### What is asked
Reproduce all records exactly.

### Exercise material
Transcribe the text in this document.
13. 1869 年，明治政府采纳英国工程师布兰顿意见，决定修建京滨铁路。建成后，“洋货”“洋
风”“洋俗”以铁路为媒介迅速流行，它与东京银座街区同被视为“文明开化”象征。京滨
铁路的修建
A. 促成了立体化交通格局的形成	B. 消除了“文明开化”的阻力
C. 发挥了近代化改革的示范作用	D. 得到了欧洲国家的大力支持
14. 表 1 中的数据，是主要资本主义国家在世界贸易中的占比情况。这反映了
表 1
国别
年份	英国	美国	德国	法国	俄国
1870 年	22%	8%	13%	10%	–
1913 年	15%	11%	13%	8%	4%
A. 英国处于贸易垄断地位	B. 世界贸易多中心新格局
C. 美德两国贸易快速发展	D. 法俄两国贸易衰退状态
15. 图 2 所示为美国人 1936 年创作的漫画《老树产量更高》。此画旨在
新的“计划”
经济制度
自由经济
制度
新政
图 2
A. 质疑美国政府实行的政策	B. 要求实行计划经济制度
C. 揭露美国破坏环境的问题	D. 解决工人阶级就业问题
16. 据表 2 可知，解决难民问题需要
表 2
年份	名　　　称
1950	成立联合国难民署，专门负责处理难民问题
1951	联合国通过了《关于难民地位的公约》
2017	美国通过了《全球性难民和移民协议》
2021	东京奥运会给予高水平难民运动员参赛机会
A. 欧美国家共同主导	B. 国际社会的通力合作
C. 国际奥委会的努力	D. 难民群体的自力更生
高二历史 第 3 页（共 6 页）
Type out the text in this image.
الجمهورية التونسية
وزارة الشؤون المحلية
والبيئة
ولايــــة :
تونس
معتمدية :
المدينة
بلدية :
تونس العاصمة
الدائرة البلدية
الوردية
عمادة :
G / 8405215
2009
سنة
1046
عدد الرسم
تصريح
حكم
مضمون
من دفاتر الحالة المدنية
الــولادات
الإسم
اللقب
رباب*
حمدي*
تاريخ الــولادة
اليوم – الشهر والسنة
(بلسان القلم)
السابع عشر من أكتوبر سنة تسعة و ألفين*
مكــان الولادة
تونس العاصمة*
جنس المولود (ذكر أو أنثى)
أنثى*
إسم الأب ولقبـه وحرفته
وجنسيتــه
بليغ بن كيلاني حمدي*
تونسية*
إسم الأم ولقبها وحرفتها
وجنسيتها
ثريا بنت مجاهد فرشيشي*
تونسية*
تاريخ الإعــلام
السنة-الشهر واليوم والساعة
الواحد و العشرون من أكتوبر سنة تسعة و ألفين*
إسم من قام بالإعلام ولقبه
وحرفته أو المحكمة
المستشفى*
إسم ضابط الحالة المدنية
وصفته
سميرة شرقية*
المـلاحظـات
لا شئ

### Written solution
Transcribe the text in this document.
13. 1869 年，明治政府采纳英国工程师布兰顿意见，决定修建京滨铁路。建成后，“洋货”“洋
风”“洋俗”以铁路为媒介迅速流行，它与东京银座街区同被视为“文明开化”象征。京滨
铁路的修建
A. 促成了立体化交通格局的形成	B. 消除了“文明开化”的阻力
C. 发挥了近代化改革的示范作用	D. 得到了欧洲国家的大力支持
14. 表 1 中的数据，是主要资本主义国家在世界贸易中的占比情况。这反映了
表 1
国别
年份	英国	美国	德国	法国	俄国
1870 年	22%	8%	13%	10%	–
1913 年	15%	11%	13%	8%	4%
A. 英国处于贸易垄断地位	B. 世界贸易多中心新格局
C. 美德两国贸易快速发展	D. 法俄两国贸易衰退状态
15. 图 2 所示为美国人 1936 年创作的漫画《老树产量更高》。此画旨在
新的“计划”
经济制度
自由经济
制度
新政
图 2
A. 质疑美国政府实行的政策	B. 要求实行计划经济制度
C. 揭露美国破坏环境的问题	D. 解决工人阶级就业问题
16. 据表 2 可知，解决难民问题需要
表 2
年份	名　　　称
1950	成立联合国难民署，专门负责处理难民问题
1951	联合国通过了《关于难民地位的公约》
2017	美国通过了《全球性难民和移民协议》
2021	东京奥运会给予高水平难民运动员参赛机会
A. 欧美国家共同主导	B. 国际社会的通力合作
C. 国际奥委会的努力	D. 难民群体的自力更生
高二历史 第 3 页（共 6 页）
Type out the text in this image.
الجمهورية التونسية
وزارة الشؤون المحلية
والبيئة
ولايــــة :
تونس
معتمدية :
المدينة
بلدية :
تونس العاصمة
الدائرة البلدية
الوردية
عمادة :
G / 8405215
2009
سنة
1046
عدد الرسم
تصريح
حكم
مضمون
من دفاتر الحالة المدنية
الــولادات
الإسم
اللقب
رباب*
حمدي*
تاريخ الــولادة
اليوم – الشهر والسنة
(بلسان القلم)
السابع عشر من أكتوبر سنة تسعة و ألفين*
مكــان الولادة
تونس العاصمة*
جنس المولود (ذكر أو أنثى)
أنثى*
إسم الأب ولقبـه وحرفته
وجنسيتــه
بليغ بن كيلاني حمدي*
تونسية*
إسم الأم ولقبها وحرفتها
وجنسيتها
ثريا بنت مجاهد فرشيشي*
تونسية*
تاريخ الإعــلام
السنة-الشهر واليوم والساعة
الواحد و العشرون من أكتوبر سنة تسعة و ألفين*
إسم من قام بالإعلام ولقبه
وحرفته أو المحكمة
المستشفى*
إسم ضابط الحالة المدنية
وصفته
سميرة شرقية*
المـلاحظـات
لا شئ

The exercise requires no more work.